Written exercise => Reproduce the lines verbatim, everything from the line containing "word-sicherheit: Sicherheit [887, 853, 947, 1164]" down to the line containing "word-trump: Trump [753, 524, 1597, 851]".

Data excerpts =>
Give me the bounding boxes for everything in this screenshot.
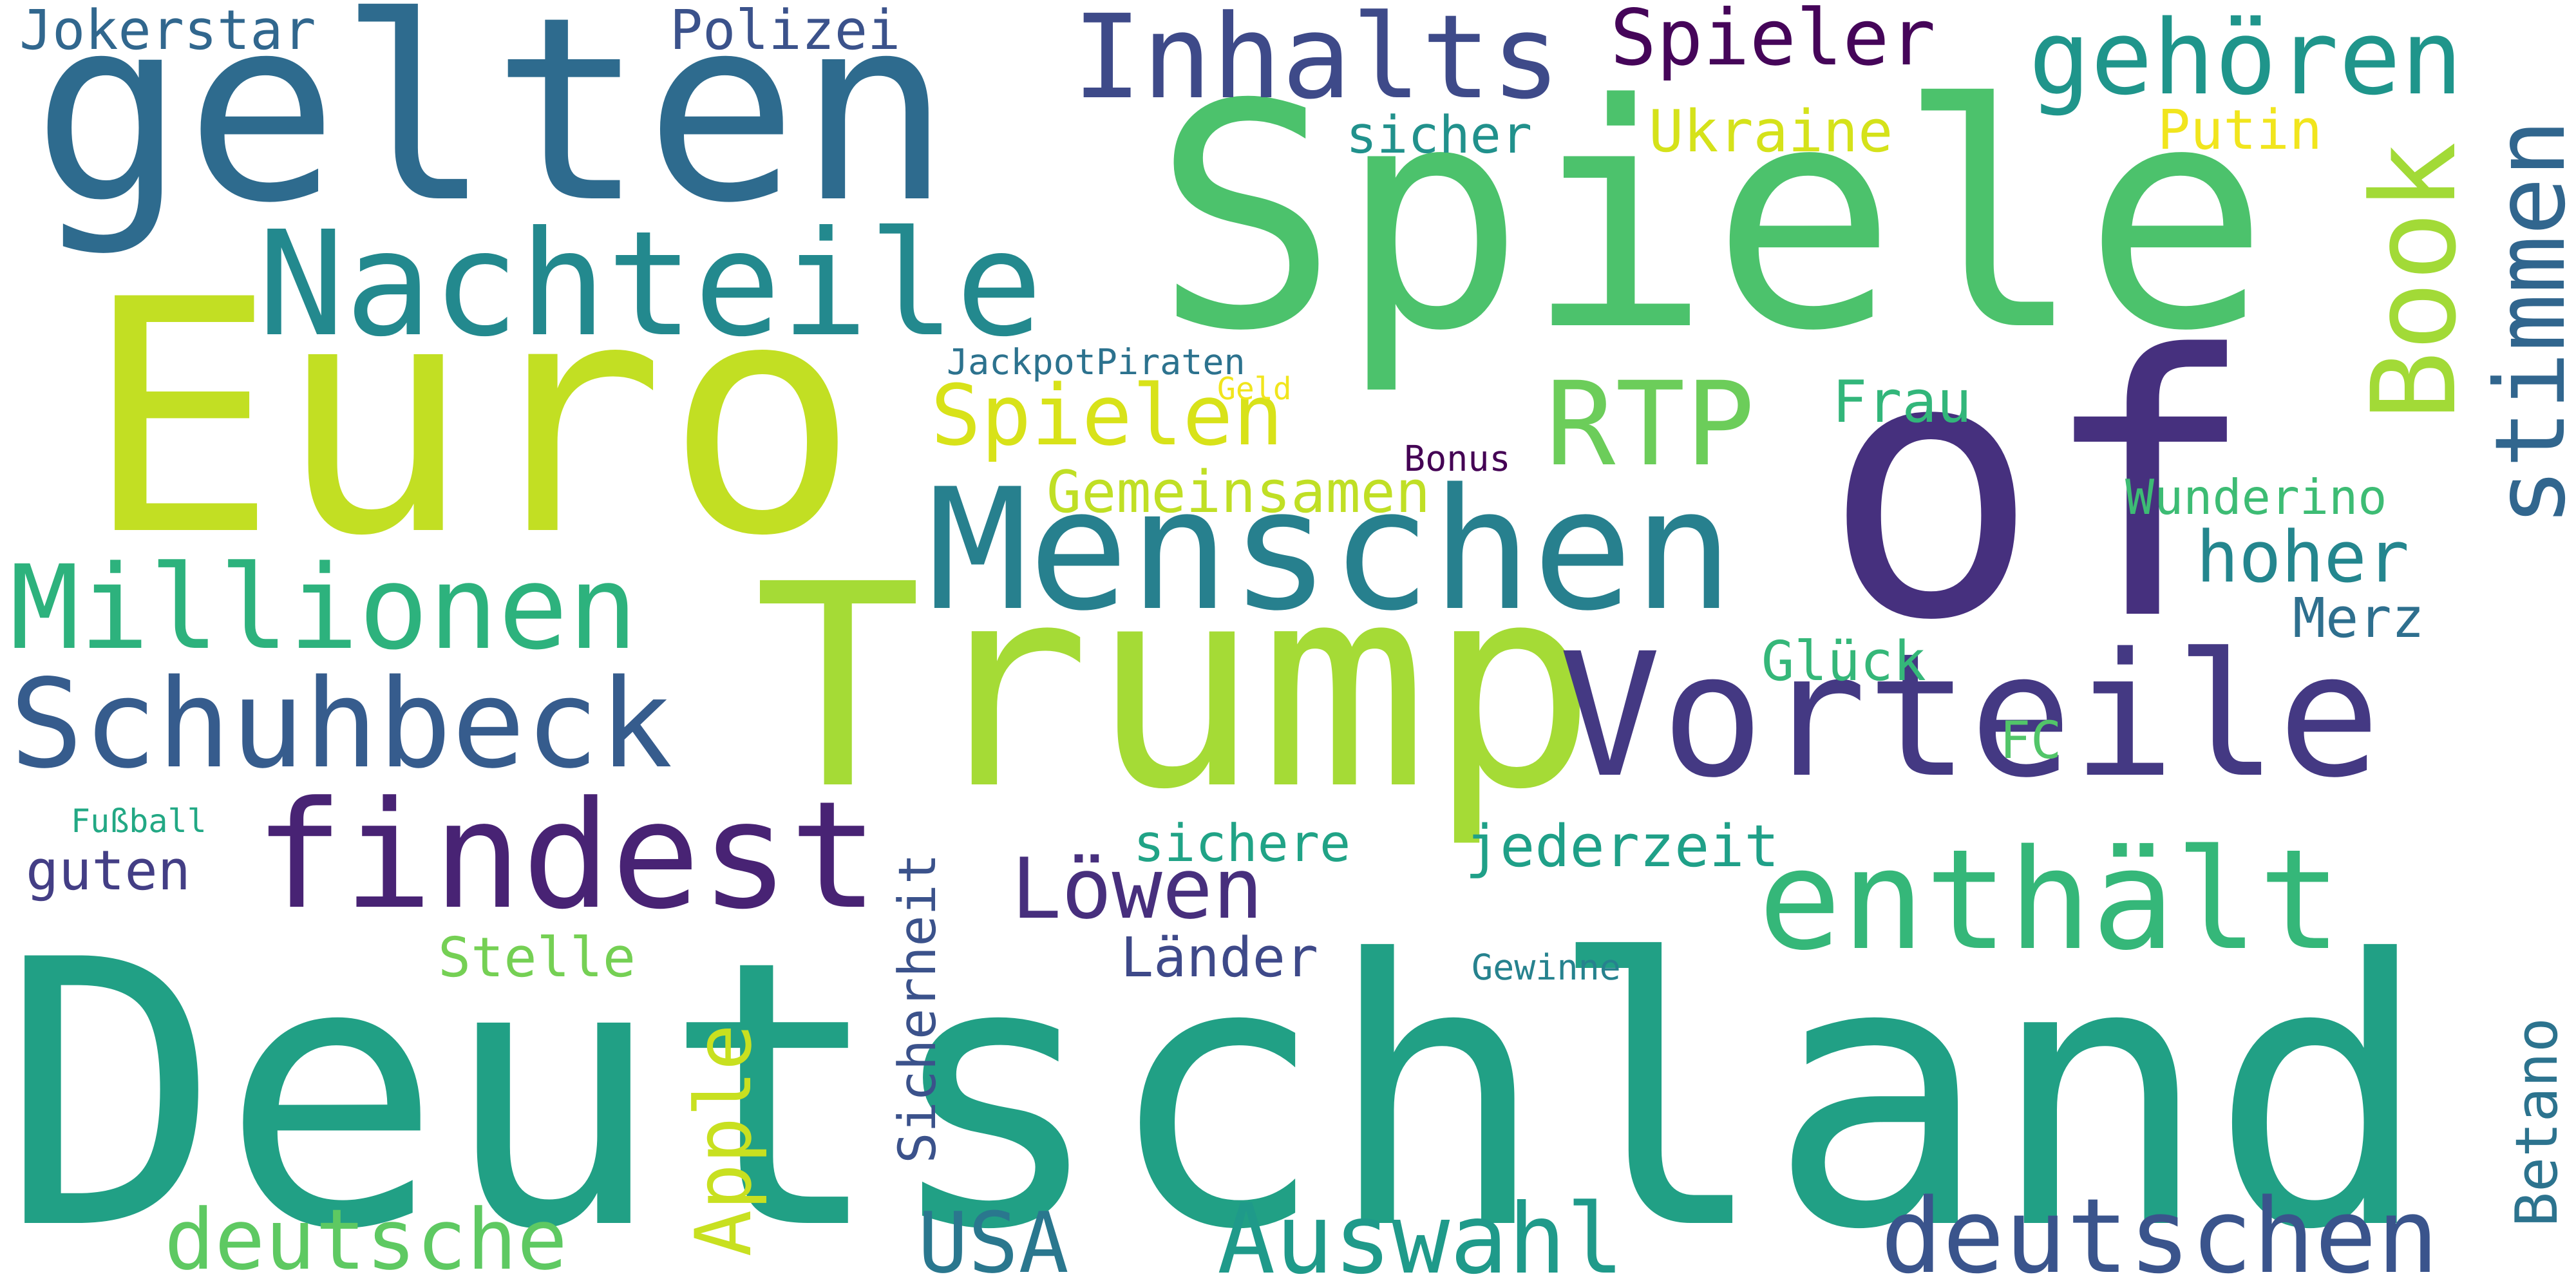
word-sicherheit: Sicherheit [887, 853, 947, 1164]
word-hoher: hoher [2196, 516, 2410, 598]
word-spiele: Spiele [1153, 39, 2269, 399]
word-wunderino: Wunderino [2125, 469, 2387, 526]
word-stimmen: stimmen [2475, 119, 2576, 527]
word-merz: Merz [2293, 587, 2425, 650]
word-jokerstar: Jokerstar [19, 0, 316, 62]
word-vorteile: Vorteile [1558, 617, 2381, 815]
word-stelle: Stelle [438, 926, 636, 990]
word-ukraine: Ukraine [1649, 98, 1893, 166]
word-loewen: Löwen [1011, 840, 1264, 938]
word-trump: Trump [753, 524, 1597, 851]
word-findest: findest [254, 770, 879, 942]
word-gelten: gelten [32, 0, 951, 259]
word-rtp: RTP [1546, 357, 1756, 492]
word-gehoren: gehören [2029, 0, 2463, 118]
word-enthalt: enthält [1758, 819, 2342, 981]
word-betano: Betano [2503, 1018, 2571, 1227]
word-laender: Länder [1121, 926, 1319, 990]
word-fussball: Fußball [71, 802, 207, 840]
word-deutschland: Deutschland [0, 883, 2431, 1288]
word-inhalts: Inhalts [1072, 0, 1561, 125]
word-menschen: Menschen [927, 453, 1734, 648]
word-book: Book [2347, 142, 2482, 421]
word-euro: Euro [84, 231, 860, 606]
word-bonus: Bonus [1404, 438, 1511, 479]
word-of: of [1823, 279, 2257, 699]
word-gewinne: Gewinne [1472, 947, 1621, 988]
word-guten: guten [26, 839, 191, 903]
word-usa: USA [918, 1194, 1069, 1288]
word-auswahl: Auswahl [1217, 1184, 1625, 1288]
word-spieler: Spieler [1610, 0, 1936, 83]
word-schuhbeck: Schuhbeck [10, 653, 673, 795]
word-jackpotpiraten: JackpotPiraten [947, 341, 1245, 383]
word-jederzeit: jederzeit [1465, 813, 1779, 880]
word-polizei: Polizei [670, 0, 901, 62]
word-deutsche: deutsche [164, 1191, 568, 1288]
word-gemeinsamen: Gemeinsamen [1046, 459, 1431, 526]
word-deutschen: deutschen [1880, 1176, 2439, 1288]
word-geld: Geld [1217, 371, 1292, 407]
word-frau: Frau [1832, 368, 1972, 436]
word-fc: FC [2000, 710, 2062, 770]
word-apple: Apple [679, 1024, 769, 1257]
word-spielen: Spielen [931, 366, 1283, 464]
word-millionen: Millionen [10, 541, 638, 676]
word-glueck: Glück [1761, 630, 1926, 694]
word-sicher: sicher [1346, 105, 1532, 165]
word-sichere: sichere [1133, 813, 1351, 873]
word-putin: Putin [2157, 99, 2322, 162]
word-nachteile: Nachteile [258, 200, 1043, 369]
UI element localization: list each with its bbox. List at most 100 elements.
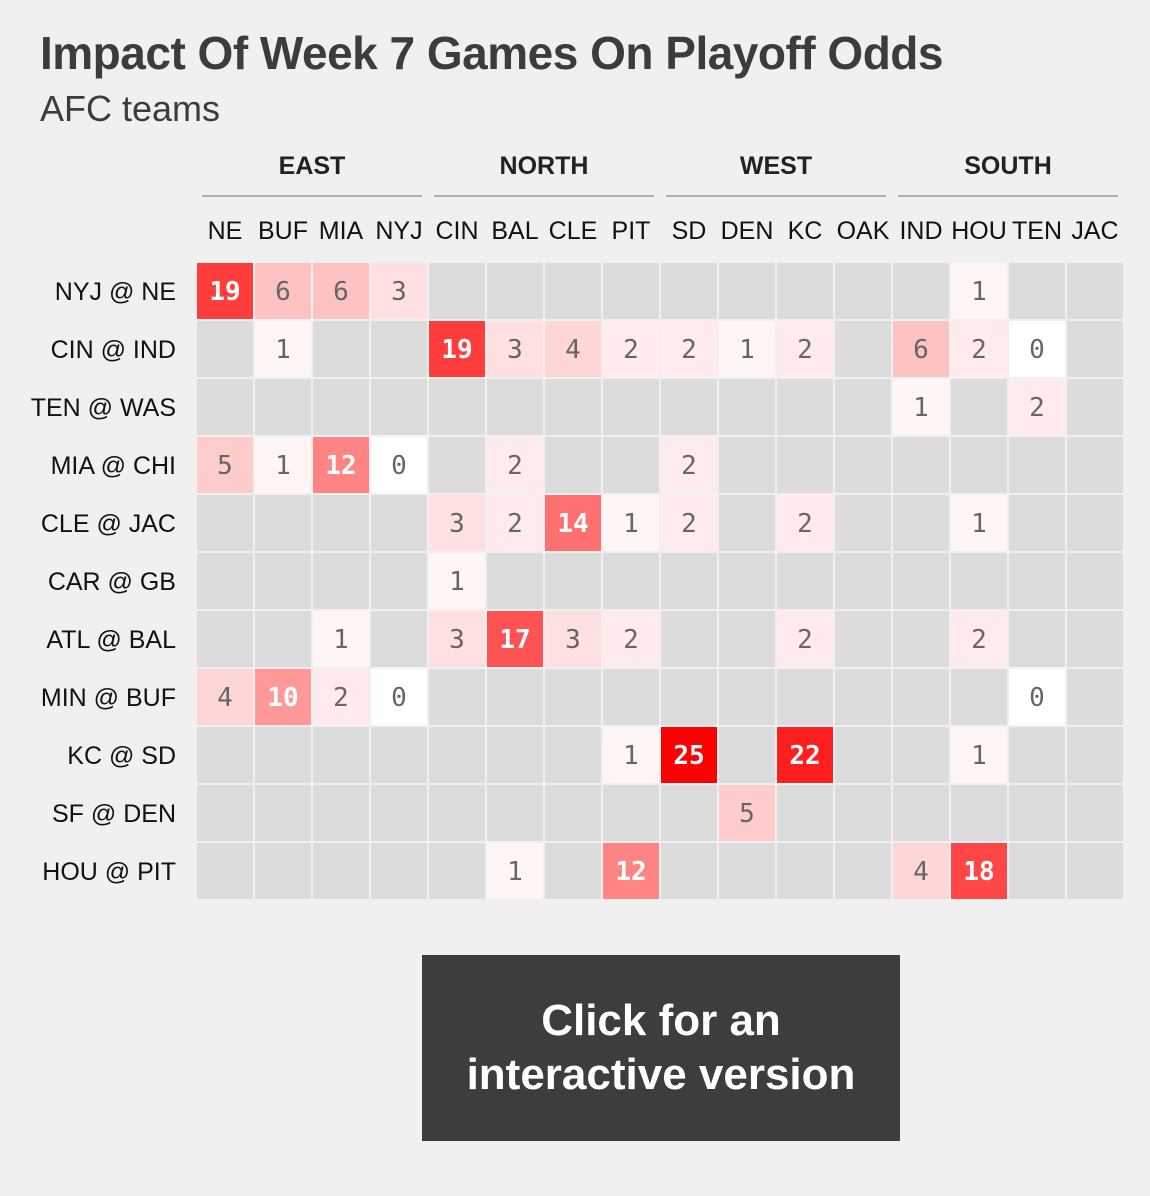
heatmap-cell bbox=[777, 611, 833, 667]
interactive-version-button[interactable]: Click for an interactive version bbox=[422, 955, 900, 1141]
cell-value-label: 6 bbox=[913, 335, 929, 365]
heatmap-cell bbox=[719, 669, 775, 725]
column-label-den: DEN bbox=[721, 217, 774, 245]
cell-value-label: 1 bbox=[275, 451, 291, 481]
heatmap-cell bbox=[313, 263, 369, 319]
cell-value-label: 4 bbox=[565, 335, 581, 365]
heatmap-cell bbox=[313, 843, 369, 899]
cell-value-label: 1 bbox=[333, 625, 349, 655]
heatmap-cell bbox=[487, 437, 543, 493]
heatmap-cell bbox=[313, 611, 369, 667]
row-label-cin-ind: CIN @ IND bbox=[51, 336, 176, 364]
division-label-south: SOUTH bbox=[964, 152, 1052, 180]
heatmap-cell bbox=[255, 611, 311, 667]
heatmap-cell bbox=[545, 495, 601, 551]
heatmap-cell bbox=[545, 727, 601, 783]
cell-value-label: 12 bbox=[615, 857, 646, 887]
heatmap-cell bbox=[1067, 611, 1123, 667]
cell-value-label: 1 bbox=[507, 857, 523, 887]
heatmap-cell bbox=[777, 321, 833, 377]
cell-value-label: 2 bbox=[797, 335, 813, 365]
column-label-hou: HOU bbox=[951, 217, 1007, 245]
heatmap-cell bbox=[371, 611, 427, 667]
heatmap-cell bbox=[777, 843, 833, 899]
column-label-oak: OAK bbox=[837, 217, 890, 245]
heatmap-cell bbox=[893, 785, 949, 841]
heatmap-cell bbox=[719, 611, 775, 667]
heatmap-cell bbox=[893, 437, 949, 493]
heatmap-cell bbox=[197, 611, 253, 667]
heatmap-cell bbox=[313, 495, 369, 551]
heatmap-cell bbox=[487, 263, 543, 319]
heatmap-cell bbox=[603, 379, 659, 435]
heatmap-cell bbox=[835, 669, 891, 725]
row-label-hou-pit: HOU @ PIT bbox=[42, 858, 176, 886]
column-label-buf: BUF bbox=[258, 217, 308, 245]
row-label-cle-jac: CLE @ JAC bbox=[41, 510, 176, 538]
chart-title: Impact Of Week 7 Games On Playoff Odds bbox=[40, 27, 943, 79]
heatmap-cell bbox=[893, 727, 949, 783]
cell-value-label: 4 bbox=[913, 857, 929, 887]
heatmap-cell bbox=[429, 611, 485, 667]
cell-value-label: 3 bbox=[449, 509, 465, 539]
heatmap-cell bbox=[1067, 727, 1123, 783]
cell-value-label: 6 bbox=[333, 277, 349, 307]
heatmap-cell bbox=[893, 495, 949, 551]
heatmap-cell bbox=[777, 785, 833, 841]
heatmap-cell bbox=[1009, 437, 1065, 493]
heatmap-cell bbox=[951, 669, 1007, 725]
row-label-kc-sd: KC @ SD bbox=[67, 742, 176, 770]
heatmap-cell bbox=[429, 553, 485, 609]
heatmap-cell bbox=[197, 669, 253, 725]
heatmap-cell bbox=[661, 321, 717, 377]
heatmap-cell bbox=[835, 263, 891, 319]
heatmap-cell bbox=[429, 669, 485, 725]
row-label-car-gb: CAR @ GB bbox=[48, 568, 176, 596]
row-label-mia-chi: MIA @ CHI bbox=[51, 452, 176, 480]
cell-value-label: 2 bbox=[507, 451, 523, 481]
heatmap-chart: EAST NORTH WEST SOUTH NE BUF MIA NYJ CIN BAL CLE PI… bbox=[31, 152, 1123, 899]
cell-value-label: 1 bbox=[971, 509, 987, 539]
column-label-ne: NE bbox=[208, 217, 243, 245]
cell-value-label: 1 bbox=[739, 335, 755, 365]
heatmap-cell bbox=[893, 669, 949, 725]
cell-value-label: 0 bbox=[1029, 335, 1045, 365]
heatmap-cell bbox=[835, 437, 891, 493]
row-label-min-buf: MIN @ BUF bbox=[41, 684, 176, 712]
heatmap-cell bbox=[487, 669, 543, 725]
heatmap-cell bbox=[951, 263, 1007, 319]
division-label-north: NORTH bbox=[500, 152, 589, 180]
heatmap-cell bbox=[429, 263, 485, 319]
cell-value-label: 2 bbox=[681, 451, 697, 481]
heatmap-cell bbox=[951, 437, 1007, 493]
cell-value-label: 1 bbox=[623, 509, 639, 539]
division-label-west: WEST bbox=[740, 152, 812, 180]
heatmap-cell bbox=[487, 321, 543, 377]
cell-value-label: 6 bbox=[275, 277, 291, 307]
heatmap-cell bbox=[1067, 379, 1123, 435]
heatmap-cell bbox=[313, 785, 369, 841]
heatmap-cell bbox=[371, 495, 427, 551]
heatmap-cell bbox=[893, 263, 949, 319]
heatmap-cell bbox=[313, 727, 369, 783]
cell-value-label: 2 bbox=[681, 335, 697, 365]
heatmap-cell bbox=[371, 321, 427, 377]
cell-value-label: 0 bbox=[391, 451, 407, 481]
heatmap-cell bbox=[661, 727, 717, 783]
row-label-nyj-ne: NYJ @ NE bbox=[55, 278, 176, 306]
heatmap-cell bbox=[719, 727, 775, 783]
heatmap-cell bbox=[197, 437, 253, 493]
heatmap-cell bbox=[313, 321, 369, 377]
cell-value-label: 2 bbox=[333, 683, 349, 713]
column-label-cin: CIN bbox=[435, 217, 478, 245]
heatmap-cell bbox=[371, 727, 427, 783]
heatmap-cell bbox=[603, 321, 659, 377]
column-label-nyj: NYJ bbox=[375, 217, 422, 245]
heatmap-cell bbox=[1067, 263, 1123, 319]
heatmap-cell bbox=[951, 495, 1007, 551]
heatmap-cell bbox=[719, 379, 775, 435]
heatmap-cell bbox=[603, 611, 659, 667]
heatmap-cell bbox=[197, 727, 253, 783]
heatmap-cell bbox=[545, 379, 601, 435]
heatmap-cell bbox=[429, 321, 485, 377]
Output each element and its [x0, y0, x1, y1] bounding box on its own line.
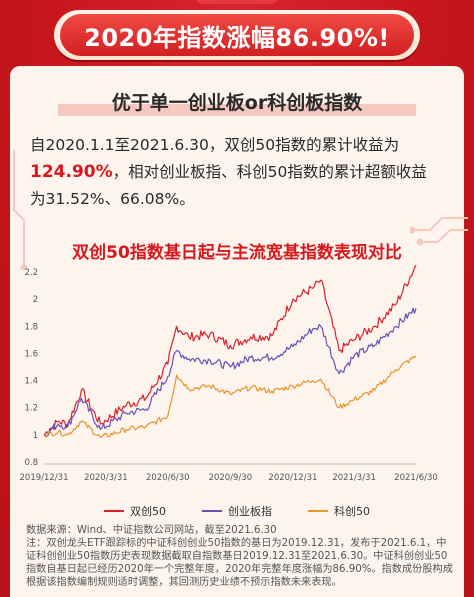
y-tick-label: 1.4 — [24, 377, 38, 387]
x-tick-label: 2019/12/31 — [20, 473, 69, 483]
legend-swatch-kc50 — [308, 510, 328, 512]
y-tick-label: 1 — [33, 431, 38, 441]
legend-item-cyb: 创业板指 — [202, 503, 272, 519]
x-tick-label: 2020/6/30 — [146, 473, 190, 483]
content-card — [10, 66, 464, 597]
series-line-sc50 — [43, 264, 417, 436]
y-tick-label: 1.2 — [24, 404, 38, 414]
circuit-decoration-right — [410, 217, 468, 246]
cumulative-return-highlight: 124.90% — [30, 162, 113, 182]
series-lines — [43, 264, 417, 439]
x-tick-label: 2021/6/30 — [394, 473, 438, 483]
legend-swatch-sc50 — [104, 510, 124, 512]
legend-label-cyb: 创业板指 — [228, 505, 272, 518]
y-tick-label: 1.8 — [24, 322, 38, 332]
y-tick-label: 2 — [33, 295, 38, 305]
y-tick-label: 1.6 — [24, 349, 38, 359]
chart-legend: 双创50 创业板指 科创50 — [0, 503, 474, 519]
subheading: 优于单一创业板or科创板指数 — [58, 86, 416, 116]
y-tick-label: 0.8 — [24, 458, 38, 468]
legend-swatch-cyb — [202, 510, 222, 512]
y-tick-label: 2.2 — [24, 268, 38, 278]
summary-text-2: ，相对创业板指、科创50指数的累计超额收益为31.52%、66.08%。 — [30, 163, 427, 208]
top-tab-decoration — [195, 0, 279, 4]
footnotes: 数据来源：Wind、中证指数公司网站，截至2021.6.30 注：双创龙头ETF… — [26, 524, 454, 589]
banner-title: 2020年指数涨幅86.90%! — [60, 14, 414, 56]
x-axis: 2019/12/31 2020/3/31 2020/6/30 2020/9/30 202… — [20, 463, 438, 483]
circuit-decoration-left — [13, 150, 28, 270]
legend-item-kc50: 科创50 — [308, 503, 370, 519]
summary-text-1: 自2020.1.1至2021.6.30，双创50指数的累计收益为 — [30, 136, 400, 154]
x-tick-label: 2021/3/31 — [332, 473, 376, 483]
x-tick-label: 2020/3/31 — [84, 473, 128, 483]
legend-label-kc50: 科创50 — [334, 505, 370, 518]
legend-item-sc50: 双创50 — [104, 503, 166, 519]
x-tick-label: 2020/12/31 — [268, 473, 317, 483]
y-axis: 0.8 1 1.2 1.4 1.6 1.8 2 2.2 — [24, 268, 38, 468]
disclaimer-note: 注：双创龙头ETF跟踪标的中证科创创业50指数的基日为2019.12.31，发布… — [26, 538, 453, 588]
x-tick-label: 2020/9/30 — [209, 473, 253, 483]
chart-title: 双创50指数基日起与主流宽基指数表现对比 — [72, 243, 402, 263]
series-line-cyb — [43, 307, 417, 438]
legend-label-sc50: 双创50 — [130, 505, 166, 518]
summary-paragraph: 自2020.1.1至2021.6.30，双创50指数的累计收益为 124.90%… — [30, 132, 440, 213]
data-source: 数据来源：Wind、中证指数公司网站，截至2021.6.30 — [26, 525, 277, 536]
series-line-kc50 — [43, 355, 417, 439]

Answer for this exercise =>
word-sicherheit: Sicherheit [887, 853, 947, 1164]
word-hoher: hoher [2196, 516, 2410, 598]
word-spiele: Spiele [1153, 39, 2269, 399]
word-wunderino: Wunderino [2125, 469, 2387, 526]
word-stimmen: stimmen [2475, 119, 2576, 527]
word-merz: Merz [2293, 587, 2425, 650]
word-jokerstar: Jokerstar [19, 0, 316, 62]
word-vorteile: Vorteile [1558, 617, 2381, 815]
word-stelle: Stelle [438, 926, 636, 990]
word-ukraine: Ukraine [1649, 98, 1893, 166]
word-loewen: Löwen [1011, 840, 1264, 938]
word-trump: Trump [753, 524, 1597, 851]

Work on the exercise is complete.